--- start Material for the task ---

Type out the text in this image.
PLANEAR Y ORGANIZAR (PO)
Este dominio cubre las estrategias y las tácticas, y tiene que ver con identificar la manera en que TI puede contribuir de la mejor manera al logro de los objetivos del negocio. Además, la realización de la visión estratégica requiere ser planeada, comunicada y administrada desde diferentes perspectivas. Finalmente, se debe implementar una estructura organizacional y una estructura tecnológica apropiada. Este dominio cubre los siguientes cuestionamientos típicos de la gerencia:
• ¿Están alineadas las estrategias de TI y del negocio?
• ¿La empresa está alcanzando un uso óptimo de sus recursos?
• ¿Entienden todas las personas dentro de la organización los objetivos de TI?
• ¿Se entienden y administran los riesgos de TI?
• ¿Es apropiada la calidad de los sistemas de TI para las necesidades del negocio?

--- end Material for the task ---

Task objective
Send back each record exactly as it stands.

Output of the task
Type out the text in this image.
PLANEAR Y ORGANIZAR (PO)
Este dominio cubre las estrategias y las tácticas, y tiene que ver con identificar la manera en que TI puede contribuir de la mejor manera al logro de los objetivos del negocio. Además, la realización de la visión estratégica requiere ser planeada, comunicada y administrada desde diferentes perspectivas. Finalmente, se debe implementar una estructura organizacional y una estructura tecnológica apropiada. Este dominio cubre los siguientes cuestionamientos típicos de la gerencia:
• ¿Están alineadas las estrategias de TI y del negocio?
• ¿La empresa está alcanzando un uso óptimo de sus recursos?
• ¿Entienden todas las personas dentro de la organización los objetivos de TI?
• ¿Se entienden y administran los riesgos de TI?
• ¿Es apropiada la calidad de los sistemas de TI para las necesidades del negocio?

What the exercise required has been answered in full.